(Aim) Reproduce all of the material exactly as shown.

(Task input)
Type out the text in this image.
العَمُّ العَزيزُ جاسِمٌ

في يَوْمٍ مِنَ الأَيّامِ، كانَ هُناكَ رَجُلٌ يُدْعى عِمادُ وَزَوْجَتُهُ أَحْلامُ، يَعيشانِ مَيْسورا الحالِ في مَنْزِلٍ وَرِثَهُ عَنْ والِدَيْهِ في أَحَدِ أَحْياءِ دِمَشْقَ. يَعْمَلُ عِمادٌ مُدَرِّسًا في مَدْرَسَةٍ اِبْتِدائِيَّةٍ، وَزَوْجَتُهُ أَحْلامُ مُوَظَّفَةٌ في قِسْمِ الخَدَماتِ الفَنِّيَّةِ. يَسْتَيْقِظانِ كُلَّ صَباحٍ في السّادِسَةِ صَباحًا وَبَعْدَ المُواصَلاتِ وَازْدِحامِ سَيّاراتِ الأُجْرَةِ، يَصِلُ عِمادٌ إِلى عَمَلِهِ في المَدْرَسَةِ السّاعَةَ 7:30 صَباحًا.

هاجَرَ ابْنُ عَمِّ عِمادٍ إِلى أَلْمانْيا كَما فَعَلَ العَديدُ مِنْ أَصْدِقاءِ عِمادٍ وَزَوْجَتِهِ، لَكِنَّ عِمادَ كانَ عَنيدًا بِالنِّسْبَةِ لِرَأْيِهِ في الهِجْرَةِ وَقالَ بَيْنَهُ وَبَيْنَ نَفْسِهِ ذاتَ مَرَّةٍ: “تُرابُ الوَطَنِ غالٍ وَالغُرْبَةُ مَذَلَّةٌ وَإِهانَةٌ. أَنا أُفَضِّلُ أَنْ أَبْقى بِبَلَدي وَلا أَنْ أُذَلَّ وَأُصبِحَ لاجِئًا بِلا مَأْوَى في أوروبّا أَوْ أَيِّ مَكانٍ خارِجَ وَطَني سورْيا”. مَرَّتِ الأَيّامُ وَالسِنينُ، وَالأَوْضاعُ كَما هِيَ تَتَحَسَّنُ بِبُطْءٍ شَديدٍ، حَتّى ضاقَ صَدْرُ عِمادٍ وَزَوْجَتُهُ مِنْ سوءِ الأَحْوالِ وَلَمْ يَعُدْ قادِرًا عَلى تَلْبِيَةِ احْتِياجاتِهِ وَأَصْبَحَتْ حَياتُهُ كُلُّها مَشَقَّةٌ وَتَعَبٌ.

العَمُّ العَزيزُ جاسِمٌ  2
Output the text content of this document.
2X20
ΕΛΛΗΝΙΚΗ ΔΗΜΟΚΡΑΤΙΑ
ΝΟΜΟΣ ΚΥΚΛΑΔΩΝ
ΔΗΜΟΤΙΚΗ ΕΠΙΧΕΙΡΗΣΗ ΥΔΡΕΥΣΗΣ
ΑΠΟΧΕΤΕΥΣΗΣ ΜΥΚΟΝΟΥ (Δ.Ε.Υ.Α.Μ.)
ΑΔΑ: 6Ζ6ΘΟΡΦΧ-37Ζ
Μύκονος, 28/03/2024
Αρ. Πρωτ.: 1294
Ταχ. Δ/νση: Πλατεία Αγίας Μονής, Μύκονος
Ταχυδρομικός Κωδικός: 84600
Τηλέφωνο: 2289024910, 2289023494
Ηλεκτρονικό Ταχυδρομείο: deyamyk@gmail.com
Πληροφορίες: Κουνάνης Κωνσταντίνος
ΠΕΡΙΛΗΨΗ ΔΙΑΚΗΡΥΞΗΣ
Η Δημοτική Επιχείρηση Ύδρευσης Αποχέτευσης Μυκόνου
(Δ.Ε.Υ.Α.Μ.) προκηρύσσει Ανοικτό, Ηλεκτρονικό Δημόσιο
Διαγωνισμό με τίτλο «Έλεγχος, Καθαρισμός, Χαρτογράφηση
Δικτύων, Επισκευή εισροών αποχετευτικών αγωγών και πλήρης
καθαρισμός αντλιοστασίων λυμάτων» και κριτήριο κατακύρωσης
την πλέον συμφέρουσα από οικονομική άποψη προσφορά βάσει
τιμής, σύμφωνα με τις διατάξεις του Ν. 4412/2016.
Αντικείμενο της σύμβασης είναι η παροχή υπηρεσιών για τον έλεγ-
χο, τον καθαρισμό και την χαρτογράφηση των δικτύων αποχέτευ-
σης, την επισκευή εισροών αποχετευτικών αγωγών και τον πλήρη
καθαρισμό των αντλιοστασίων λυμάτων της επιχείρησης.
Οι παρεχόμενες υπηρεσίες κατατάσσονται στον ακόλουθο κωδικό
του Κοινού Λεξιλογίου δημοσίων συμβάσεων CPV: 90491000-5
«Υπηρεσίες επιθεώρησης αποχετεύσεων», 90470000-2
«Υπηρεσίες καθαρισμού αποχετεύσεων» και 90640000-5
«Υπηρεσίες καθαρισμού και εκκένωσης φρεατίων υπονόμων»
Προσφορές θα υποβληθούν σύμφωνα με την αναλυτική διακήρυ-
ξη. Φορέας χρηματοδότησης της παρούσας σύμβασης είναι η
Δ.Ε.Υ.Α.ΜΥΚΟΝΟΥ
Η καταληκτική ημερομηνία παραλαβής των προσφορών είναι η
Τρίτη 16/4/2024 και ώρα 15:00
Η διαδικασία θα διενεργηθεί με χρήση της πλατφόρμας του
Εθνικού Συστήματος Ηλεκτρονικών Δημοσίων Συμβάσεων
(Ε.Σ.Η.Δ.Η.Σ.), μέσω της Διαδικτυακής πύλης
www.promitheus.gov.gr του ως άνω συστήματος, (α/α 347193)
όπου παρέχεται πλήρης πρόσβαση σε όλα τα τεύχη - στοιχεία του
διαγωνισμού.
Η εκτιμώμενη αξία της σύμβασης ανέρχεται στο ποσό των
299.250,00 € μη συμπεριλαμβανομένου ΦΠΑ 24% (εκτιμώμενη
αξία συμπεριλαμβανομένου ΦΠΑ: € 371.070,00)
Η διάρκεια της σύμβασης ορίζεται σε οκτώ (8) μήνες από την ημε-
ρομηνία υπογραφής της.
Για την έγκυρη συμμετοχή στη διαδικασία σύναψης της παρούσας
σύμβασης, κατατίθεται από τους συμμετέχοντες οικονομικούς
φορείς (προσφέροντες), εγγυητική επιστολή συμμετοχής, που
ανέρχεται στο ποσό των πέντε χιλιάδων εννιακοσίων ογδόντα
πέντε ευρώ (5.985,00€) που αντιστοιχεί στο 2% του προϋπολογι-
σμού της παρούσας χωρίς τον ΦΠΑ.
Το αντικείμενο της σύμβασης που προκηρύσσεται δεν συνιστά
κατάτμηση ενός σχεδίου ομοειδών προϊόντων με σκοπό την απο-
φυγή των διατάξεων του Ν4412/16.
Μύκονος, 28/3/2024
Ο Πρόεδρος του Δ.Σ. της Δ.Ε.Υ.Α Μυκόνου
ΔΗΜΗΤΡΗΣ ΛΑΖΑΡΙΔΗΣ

(Correct output)
Type out the text in this image.
العَمُّ العَزيزُ جاسِمٌ

في يَوْمٍ مِنَ الأَيّامِ، كانَ هُناكَ رَجُلٌ يُدْعى عِمادُ وَزَوْجَتُهُ أَحْلامُ، يَعيشانِ مَيْسورا الحالِ في مَنْزِلٍ وَرِثَهُ عَنْ والِدَيْهِ في أَحَدِ أَحْياءِ دِمَشْقَ. يَعْمَلُ عِمادٌ مُدَرِّسًا في مَدْرَسَةٍ اِبْتِدائِيَّةٍ، وَزَوْجَتُهُ أَحْلامُ مُوَظَّفَةٌ في قِسْمِ الخَدَماتِ الفَنِّيَّةِ. يَسْتَيْقِظانِ كُلَّ صَباحٍ في السّادِسَةِ صَباحًا وَبَعْدَ المُواصَلاتِ وَازْدِحامِ سَيّاراتِ الأُجْرَةِ، يَصِلُ عِمادٌ إِلى عَمَلِهِ في المَدْرَسَةِ السّاعَةَ 7:30 صَباحًا.

هاجَرَ ابْنُ عَمِّ عِمادٍ إِلى أَلْمانْيا كَما فَعَلَ العَديدُ مِنْ أَصْدِقاءِ عِمادٍ وَزَوْجَتِهِ، لَكِنَّ عِمادَ كانَ عَنيدًا بِالنِّسْبَةِ لِرَأْيِهِ في الهِجْرَةِ وَقالَ بَيْنَهُ وَبَيْنَ نَفْسِهِ ذاتَ مَرَّةٍ: “تُرابُ الوَطَنِ غالٍ وَالغُرْبَةُ مَذَلَّةٌ وَإِهانَةٌ. أَنا أُفَضِّلُ أَنْ أَبْقى بِبَلَدي وَلا أَنْ أُذَلَّ وَأُصبِحَ لاجِئًا بِلا مَأْوَى في أوروبّا أَوْ أَيِّ مَكانٍ خارِجَ وَطَني سورْيا”. مَرَّتِ الأَيّامُ وَالسِنينُ، وَالأَوْضاعُ كَما هِيَ تَتَحَسَّنُ بِبُطْءٍ شَديدٍ، حَتّى ضاقَ صَدْرُ عِمادٍ وَزَوْجَتُهُ مِنْ سوءِ الأَحْوالِ وَلَمْ يَعُدْ قادِرًا عَلى تَلْبِيَةِ احْتِياجاتِهِ وَأَصْبَحَتْ حَياتُهُ كُلُّها مَشَقَّةٌ وَتَعَبٌ.

العَمُّ العَزيزُ جاسِمٌ  2
Output the text content of this document.
2X20
ΕΛΛΗΝΙΚΗ ΔΗΜΟΚΡΑΤΙΑ
ΝΟΜΟΣ ΚΥΚΛΑΔΩΝ
ΔΗΜΟΤΙΚΗ ΕΠΙΧΕΙΡΗΣΗ ΥΔΡΕΥΣΗΣ
ΑΠΟΧΕΤΕΥΣΗΣ ΜΥΚΟΝΟΥ (Δ.Ε.Υ.Α.Μ.)
ΑΔΑ: 6Ζ6ΘΟΡΦΧ-37Ζ
Μύκονος, 28/03/2024
Αρ. Πρωτ.: 1294
Ταχ. Δ/νση: Πλατεία Αγίας Μονής, Μύκονος
Ταχυδρομικός Κωδικός: 84600
Τηλέφωνο: 2289024910, 2289023494
Ηλεκτρονικό Ταχυδρομείο: deyamyk@gmail.com
Πληροφορίες: Κουνάνης Κωνσταντίνος
ΠΕΡΙΛΗΨΗ ΔΙΑΚΗΡΥΞΗΣ
Η Δημοτική Επιχείρηση Ύδρευσης Αποχέτευσης Μυκόνου
(Δ.Ε.Υ.Α.Μ.) προκηρύσσει Ανοικτό, Ηλεκτρονικό Δημόσιο
Διαγωνισμό με τίτλο «Έλεγχος, Καθαρισμός, Χαρτογράφηση
Δικτύων, Επισκευή εισροών αποχετευτικών αγωγών και πλήρης
καθαρισμός αντλιοστασίων λυμάτων» και κριτήριο κατακύρωσης
την πλέον συμφέρουσα από οικονομική άποψη προσφορά βάσει
τιμής, σύμφωνα με τις διατάξεις του Ν. 4412/2016.
Αντικείμενο της σύμβασης είναι η παροχή υπηρεσιών για τον έλεγ-
χο, τον καθαρισμό και την χαρτογράφηση των δικτύων αποχέτευ-
σης, την επισκευή εισροών αποχετευτικών αγωγών και τον πλήρη
καθαρισμό των αντλιοστασίων λυμάτων της επιχείρησης.
Οι παρεχόμενες υπηρεσίες κατατάσσονται στον ακόλουθο κωδικό
του Κοινού Λεξιλογίου δημοσίων συμβάσεων CPV: 90491000-5
«Υπηρεσίες επιθεώρησης αποχετεύσεων», 90470000-2
«Υπηρεσίες καθαρισμού αποχετεύσεων» και 90640000-5
«Υπηρεσίες καθαρισμού και εκκένωσης φρεατίων υπονόμων»
Προσφορές θα υποβληθούν σύμφωνα με την αναλυτική διακήρυ-
ξη. Φορέας χρηματοδότησης της παρούσας σύμβασης είναι η
Δ.Ε.Υ.Α.ΜΥΚΟΝΟΥ
Η καταληκτική ημερομηνία παραλαβής των προσφορών είναι η
Τρίτη 16/4/2024 και ώρα 15:00
Η διαδικασία θα διενεργηθεί με χρήση της πλατφόρμας του
Εθνικού Συστήματος Ηλεκτρονικών Δημοσίων Συμβάσεων
(Ε.Σ.Η.Δ.Η.Σ.), μέσω της Διαδικτυακής πύλης
www.promitheus.gov.gr του ως άνω συστήματος, (α/α 347193)
όπου παρέχεται πλήρης πρόσβαση σε όλα τα τεύχη - στοιχεία του
διαγωνισμού.
Η εκτιμώμενη αξία της σύμβασης ανέρχεται στο ποσό των
299.250,00 € μη συμπεριλαμβανομένου ΦΠΑ 24% (εκτιμώμενη
αξία συμπεριλαμβανομένου ΦΠΑ: € 371.070,00)
Η διάρκεια της σύμβασης ορίζεται σε οκτώ (8) μήνες από την ημε-
ρομηνία υπογραφής της.
Για την έγκυρη συμμετοχή στη διαδικασία σύναψης της παρούσας
σύμβασης, κατατίθεται από τους συμμετέχοντες οικονομικούς
φορείς (προσφέροντες), εγγυητική επιστολή συμμετοχής, που
ανέρχεται στο ποσό των πέντε χιλιάδων εννιακοσίων ογδόντα
πέντε ευρώ (5.985,00€) που αντιστοιχεί στο 2% του προϋπολογι-
σμού της παρούσας χωρίς τον ΦΠΑ.
Το αντικείμενο της σύμβασης που προκηρύσσεται δεν συνιστά
κατάτμηση ενός σχεδίου ομοειδών προϊόντων με σκοπό την απο-
φυγή των διατάξεων του Ν4412/16.
Μύκονος, 28/3/2024
Ο Πρόεδρος του Δ.Σ. της Δ.Ε.Υ.Α Μυκόνου
ΔΗΜΗΤΡΗΣ ΛΑΖΑΡΙΔΗΣ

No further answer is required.